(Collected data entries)
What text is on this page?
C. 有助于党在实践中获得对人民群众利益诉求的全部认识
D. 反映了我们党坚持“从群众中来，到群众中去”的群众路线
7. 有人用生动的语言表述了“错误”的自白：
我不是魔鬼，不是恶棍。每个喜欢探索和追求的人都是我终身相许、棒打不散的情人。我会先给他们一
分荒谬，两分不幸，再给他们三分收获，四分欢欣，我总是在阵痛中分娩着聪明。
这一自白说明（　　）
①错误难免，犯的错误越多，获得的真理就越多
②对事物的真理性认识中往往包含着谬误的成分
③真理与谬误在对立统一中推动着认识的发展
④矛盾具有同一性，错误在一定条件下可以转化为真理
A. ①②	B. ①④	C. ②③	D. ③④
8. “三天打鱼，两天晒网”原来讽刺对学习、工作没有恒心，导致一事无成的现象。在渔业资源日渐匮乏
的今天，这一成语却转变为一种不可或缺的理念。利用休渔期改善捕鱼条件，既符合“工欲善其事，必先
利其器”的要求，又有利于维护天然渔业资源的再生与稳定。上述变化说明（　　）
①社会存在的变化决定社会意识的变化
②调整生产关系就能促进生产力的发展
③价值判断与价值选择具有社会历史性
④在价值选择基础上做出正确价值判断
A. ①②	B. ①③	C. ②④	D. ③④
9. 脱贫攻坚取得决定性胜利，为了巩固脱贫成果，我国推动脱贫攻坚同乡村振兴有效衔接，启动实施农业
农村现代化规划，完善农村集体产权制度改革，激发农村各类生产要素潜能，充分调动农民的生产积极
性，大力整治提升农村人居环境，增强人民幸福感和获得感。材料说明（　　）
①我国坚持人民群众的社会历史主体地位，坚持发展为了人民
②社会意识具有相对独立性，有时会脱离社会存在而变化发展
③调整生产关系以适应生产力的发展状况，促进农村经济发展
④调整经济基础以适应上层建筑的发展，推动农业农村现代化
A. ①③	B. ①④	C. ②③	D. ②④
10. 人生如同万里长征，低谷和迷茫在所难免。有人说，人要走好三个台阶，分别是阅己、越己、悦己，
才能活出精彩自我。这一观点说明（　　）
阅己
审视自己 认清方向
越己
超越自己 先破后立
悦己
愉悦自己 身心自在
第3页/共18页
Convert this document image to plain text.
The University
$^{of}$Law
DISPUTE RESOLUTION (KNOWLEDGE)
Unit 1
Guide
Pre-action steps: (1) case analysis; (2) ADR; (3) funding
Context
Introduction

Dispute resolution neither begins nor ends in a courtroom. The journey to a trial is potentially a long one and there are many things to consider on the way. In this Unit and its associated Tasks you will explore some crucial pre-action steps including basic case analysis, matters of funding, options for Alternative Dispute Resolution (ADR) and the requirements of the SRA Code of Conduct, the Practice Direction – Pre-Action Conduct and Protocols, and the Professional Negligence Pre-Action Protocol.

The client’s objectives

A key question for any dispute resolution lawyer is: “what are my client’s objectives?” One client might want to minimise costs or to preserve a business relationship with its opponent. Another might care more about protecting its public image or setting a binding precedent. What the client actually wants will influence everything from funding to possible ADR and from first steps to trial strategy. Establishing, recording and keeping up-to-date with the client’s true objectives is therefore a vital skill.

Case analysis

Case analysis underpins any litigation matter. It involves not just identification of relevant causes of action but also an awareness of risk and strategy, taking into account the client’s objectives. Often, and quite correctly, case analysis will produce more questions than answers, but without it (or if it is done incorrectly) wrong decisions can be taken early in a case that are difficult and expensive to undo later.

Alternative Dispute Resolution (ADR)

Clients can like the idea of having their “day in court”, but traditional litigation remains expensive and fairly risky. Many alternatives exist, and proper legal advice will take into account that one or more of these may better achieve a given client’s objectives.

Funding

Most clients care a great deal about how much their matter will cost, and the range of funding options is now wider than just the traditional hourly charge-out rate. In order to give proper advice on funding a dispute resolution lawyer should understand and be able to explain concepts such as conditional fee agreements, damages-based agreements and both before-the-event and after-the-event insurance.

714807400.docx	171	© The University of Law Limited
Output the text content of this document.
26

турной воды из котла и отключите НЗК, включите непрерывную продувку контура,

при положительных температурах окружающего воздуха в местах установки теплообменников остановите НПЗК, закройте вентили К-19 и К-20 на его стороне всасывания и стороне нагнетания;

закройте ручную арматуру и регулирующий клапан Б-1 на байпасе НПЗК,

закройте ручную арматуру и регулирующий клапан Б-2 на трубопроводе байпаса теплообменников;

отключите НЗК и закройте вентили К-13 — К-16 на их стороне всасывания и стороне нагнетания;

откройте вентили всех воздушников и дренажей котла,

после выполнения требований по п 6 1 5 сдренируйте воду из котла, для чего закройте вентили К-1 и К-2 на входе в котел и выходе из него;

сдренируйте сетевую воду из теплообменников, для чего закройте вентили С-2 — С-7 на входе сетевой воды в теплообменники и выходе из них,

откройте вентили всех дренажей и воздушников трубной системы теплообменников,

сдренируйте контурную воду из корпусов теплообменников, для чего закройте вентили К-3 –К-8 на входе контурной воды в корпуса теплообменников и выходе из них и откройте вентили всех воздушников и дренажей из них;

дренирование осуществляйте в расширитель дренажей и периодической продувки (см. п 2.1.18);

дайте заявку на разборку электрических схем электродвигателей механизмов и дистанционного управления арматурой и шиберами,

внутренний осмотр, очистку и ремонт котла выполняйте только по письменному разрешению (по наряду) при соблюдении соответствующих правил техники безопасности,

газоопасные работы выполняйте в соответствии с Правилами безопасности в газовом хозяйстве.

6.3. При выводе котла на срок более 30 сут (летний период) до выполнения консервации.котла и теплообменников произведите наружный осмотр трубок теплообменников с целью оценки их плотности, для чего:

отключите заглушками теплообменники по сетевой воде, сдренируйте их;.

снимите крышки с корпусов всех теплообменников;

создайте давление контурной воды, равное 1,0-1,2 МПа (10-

_Work required_.
Print the records above in full, exactly.

_Exercise solution_.
What text is on this page?
C. 有助于党在实践中获得对人民群众利益诉求的全部认识
D. 反映了我们党坚持“从群众中来，到群众中去”的群众路线
7. 有人用生动的语言表述了“错误”的自白：
我不是魔鬼，不是恶棍。每个喜欢探索和追求的人都是我终身相许、棒打不散的情人。我会先给他们一
分荒谬，两分不幸，再给他们三分收获，四分欢欣，我总是在阵痛中分娩着聪明。
这一自白说明（　　）
①错误难免，犯的错误越多，获得的真理就越多
②对事物的真理性认识中往往包含着谬误的成分
③真理与谬误在对立统一中推动着认识的发展
④矛盾具有同一性，错误在一定条件下可以转化为真理
A. ①②	B. ①④	C. ②③	D. ③④
8. “三天打鱼，两天晒网”原来讽刺对学习、工作没有恒心，导致一事无成的现象。在渔业资源日渐匮乏
的今天，这一成语却转变为一种不可或缺的理念。利用休渔期改善捕鱼条件，既符合“工欲善其事，必先
利其器”的要求，又有利于维护天然渔业资源的再生与稳定。上述变化说明（　　）
①社会存在的变化决定社会意识的变化
②调整生产关系就能促进生产力的发展
③价值判断与价值选择具有社会历史性
④在价值选择基础上做出正确价值判断
A. ①②	B. ①③	C. ②④	D. ③④
9. 脱贫攻坚取得决定性胜利，为了巩固脱贫成果，我国推动脱贫攻坚同乡村振兴有效衔接，启动实施农业
农村现代化规划，完善农村集体产权制度改革，激发农村各类生产要素潜能，充分调动农民的生产积极
性，大力整治提升农村人居环境，增强人民幸福感和获得感。材料说明（　　）
①我国坚持人民群众的社会历史主体地位，坚持发展为了人民
②社会意识具有相对独立性，有时会脱离社会存在而变化发展
③调整生产关系以适应生产力的发展状况，促进农村经济发展
④调整经济基础以适应上层建筑的发展，推动农业农村现代化
A. ①③	B. ①④	C. ②③	D. ②④
10. 人生如同万里长征，低谷和迷茫在所难免。有人说，人要走好三个台阶，分别是阅己、越己、悦己，
才能活出精彩自我。这一观点说明（　　）
阅己
审视自己 认清方向
越己
超越自己 先破后立
悦己
愉悦自己 身心自在
第3页/共18页
Convert this document image to plain text.
The University
$^{of}$Law
DISPUTE RESOLUTION (KNOWLEDGE)
Unit 1
Guide
Pre-action steps: (1) case analysis; (2) ADR; (3) funding
Context
Introduction

Dispute resolution neither begins nor ends in a courtroom. The journey to a trial is potentially a long one and there are many things to consider on the way. In this Unit and its associated Tasks you will explore some crucial pre-action steps including basic case analysis, matters of funding, options for Alternative Dispute Resolution (ADR) and the requirements of the SRA Code of Conduct, the Practice Direction – Pre-Action Conduct and Protocols, and the Professional Negligence Pre-Action Protocol.

The client’s objectives

A key question for any dispute resolution lawyer is: “what are my client’s objectives?” One client might want to minimise costs or to preserve a business relationship with its opponent. Another might care more about protecting its public image or setting a binding precedent. What the client actually wants will influence everything from funding to possible ADR and from first steps to trial strategy. Establishing, recording and keeping up-to-date with the client’s true objectives is therefore a vital skill.

Case analysis

Case analysis underpins any litigation matter. It involves not just identification of relevant causes of action but also an awareness of risk and strategy, taking into account the client’s objectives. Often, and quite correctly, case analysis will produce more questions than answers, but without it (or if it is done incorrectly) wrong decisions can be taken early in a case that are difficult and expensive to undo later.

Alternative Dispute Resolution (ADR)

Clients can like the idea of having their “day in court”, but traditional litigation remains expensive and fairly risky. Many alternatives exist, and proper legal advice will take into account that one or more of these may better achieve a given client’s objectives.

Funding

Most clients care a great deal about how much their matter will cost, and the range of funding options is now wider than just the traditional hourly charge-out rate. In order to give proper advice on funding a dispute resolution lawyer should understand and be able to explain concepts such as conditional fee agreements, damages-based agreements and both before-the-event and after-the-event insurance.

714807400.docx	171	© The University of Law Limited
Output the text content of this document.
26

турной воды из котла и отключите НЗК, включите непрерывную продувку контура,

при положительных температурах окружающего воздуха в местах установки теплообменников остановите НПЗК, закройте вентили К-19 и К-20 на его стороне всасывания и стороне нагнетания;

закройте ручную арматуру и регулирующий клапан Б-1 на байпасе НПЗК,

закройте ручную арматуру и регулирующий клапан Б-2 на трубопроводе байпаса теплообменников;

отключите НЗК и закройте вентили К-13 — К-16 на их стороне всасывания и стороне нагнетания;

откройте вентили всех воздушников и дренажей котла,

после выполнения требований по п 6 1 5 сдренируйте воду из котла, для чего закройте вентили К-1 и К-2 на входе в котел и выходе из него;

сдренируйте сетевую воду из теплообменников, для чего закройте вентили С-2 — С-7 на входе сетевой воды в теплообменники и выходе из них,

откройте вентили всех дренажей и воздушников трубной системы теплообменников,

сдренируйте контурную воду из корпусов теплообменников, для чего закройте вентили К-3 –К-8 на входе контурной воды в корпуса теплообменников и выходе из них и откройте вентили всех воздушников и дренажей из них;

дренирование осуществляйте в расширитель дренажей и периодической продувки (см. п 2.1.18);

дайте заявку на разборку электрических схем электродвигателей механизмов и дистанционного управления арматурой и шиберами,

внутренний осмотр, очистку и ремонт котла выполняйте только по письменному разрешению (по наряду) при соблюдении соответствующих правил техники безопасности,

газоопасные работы выполняйте в соответствии с Правилами безопасности в газовом хозяйстве.

6.3. При выводе котла на срок более 30 сут (летний период) до выполнения консервации.котла и теплообменников произведите наружный осмотр трубок теплообменников с целью оценки их плотности, для чего:

отключите заглушками теплообменники по сетевой воде, сдренируйте их;.

снимите крышки с корпусов всех теплообменников;

создайте давление контурной воды, равное 1,0-1,2 МПа (10-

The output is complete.